§ WORK TO COMPLETE
Identify each line holding the string "powers" and copy it.

§ EXCERPTED RECORDS
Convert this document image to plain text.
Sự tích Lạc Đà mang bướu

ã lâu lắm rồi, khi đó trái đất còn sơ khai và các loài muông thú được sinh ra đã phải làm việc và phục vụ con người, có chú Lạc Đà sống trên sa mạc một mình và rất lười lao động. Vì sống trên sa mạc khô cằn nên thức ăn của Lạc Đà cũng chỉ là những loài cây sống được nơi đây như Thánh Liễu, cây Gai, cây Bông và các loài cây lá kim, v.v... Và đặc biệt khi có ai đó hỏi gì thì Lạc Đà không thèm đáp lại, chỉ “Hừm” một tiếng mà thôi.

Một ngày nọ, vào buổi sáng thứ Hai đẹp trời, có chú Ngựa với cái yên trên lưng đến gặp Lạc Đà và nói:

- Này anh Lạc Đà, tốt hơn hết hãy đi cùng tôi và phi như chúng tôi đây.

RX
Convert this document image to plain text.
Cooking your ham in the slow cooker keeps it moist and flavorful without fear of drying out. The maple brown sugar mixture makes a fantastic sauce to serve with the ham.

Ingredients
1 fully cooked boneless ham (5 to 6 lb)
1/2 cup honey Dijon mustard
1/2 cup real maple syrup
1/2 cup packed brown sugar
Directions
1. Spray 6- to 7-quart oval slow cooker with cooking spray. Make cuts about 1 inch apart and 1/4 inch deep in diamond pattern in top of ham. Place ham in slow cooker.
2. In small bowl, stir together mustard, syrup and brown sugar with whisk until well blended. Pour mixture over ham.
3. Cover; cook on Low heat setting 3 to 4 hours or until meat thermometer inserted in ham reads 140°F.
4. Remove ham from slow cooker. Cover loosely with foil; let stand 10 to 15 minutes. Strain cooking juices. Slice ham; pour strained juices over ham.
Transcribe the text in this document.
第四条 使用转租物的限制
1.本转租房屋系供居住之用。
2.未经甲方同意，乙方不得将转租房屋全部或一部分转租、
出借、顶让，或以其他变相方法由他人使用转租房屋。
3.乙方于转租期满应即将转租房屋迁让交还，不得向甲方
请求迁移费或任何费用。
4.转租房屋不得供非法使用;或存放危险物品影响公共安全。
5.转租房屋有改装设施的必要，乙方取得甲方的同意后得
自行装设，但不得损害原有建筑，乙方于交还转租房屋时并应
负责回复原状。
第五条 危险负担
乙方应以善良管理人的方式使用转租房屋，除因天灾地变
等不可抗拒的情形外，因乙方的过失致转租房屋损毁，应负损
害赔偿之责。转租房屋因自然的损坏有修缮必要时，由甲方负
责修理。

...

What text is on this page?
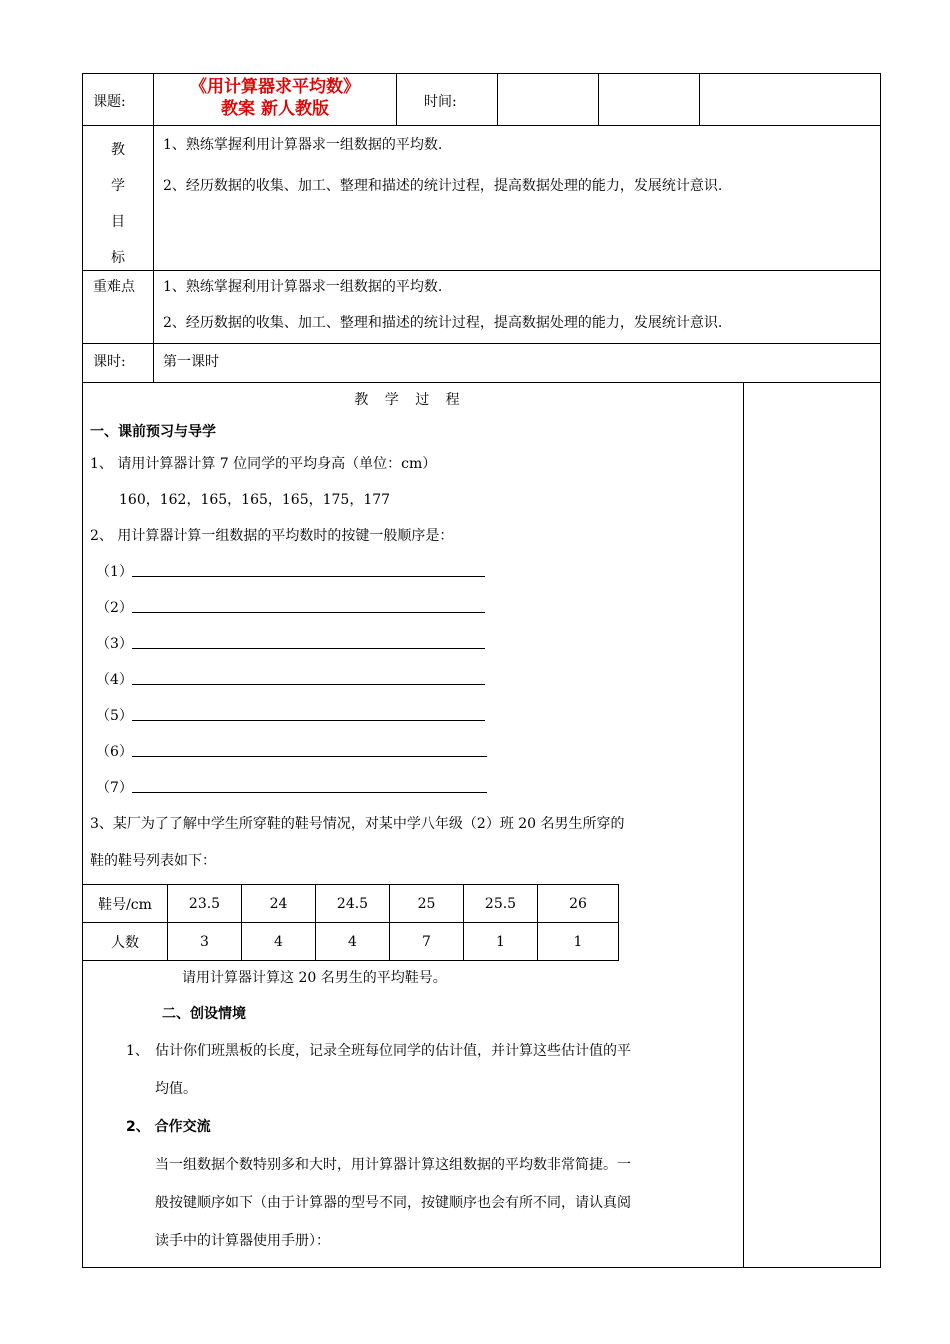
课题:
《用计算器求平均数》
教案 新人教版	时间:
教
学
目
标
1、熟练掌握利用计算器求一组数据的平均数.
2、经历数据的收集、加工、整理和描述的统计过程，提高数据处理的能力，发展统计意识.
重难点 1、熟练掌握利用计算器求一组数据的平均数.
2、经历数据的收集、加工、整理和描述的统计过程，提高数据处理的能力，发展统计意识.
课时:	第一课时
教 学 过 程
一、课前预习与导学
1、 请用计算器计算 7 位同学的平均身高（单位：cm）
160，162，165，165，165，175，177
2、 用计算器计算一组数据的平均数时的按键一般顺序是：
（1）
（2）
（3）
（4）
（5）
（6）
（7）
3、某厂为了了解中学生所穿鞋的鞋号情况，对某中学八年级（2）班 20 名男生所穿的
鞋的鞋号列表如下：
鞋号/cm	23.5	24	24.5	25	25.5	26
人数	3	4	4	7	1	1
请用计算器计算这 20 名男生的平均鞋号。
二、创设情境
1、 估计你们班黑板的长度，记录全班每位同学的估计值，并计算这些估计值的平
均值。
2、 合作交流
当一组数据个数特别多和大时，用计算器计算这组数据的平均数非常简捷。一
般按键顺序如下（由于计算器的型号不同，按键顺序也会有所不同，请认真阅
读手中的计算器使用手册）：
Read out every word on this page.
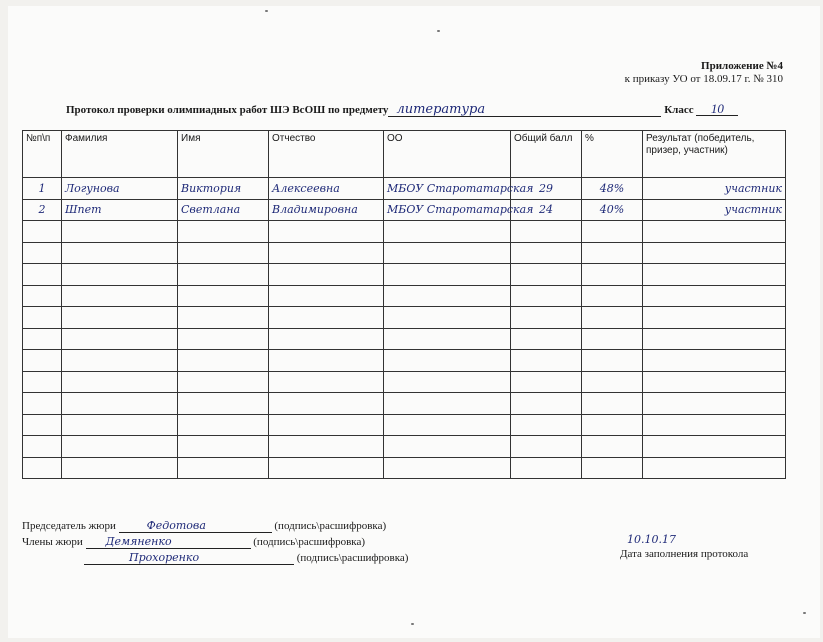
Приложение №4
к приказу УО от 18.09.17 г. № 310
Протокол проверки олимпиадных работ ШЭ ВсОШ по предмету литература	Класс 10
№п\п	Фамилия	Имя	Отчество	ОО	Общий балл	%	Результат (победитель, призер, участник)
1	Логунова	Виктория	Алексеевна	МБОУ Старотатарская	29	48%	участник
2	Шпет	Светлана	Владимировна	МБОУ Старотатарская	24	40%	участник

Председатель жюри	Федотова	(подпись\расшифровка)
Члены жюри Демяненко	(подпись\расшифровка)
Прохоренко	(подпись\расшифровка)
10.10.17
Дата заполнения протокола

---

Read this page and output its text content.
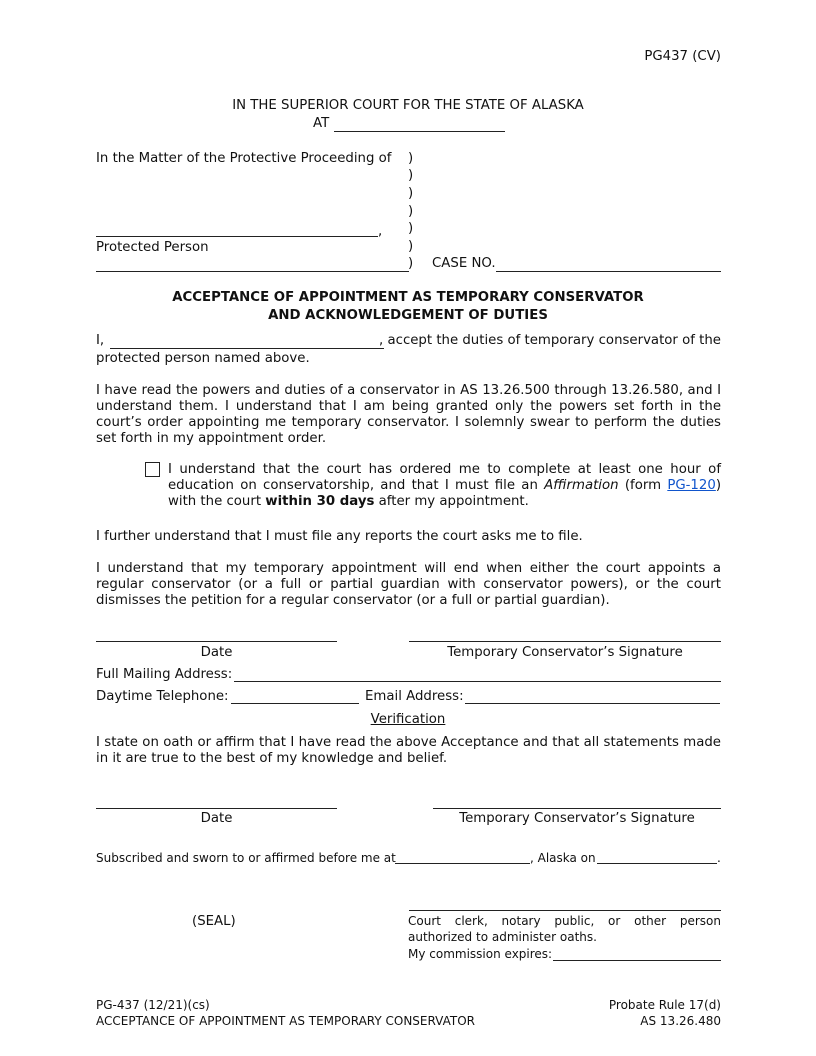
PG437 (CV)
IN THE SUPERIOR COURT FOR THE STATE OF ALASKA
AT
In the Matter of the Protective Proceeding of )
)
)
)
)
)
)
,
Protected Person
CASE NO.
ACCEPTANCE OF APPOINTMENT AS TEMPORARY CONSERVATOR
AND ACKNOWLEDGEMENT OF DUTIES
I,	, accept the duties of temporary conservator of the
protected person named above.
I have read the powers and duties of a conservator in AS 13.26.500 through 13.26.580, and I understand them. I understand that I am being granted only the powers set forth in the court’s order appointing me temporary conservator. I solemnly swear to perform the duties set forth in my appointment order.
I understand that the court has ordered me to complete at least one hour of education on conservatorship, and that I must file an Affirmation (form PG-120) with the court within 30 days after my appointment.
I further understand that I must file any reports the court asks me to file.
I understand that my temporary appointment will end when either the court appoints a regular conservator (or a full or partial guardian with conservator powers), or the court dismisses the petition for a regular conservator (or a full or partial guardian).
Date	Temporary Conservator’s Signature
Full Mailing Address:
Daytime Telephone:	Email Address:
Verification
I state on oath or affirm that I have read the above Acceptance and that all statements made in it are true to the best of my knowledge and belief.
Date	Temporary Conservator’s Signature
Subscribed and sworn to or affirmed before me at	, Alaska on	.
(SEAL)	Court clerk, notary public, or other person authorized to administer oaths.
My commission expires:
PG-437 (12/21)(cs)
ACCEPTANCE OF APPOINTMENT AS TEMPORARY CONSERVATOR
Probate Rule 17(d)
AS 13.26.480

§ OUTPUT FOR THIS EXERCISE
I have read the powers and duties of a conservator in AS 13.26.500 through 13.26.580, and I understand them. I understand that I am being granted only the powers set forth in the court’s order appointing me temporary conservator. I solemnly swear to perform the duties set forth in my appointment order.
I understand that my temporary appointment will end when either the court appoints a regular conservator (or a full or partial guardian with conservator powers), or the court dismisses the petition for a regular conservator (or a full or partial guardian).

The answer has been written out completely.